What is the number of lines containing the word "goal"? Please answer with that number and nothing more.

## start Records

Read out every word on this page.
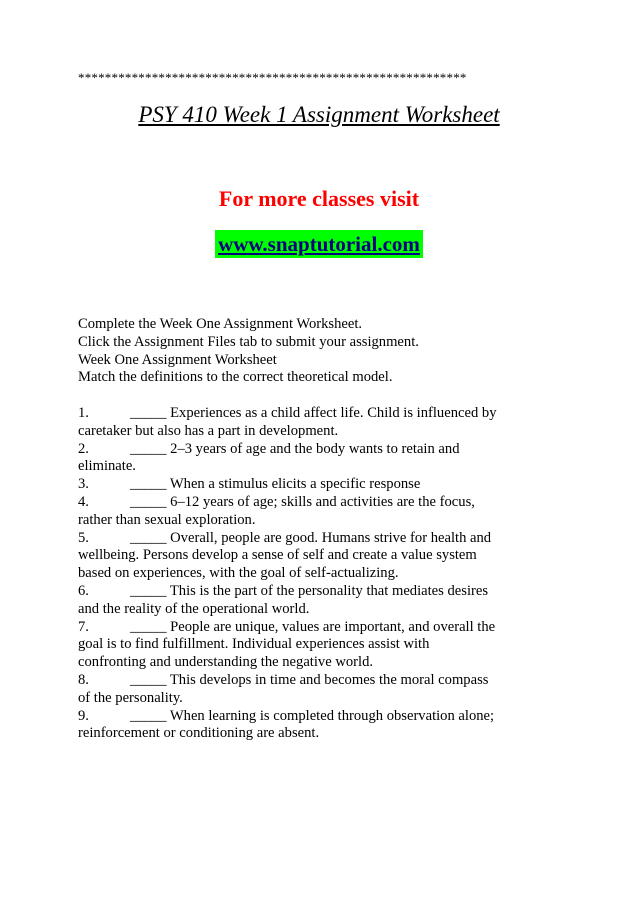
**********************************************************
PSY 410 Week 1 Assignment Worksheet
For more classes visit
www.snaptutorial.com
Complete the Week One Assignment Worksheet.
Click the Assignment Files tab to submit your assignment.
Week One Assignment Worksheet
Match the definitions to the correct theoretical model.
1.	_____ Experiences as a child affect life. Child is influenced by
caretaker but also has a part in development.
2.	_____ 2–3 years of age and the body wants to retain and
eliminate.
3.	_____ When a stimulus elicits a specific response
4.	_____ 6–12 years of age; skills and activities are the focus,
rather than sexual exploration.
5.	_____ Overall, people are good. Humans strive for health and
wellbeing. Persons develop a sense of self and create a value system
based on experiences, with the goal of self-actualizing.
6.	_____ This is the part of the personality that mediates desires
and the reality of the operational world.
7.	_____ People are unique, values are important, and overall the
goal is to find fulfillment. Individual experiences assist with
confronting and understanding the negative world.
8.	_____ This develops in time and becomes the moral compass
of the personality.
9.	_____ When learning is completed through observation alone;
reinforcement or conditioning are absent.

## end Records

**Final result:** 2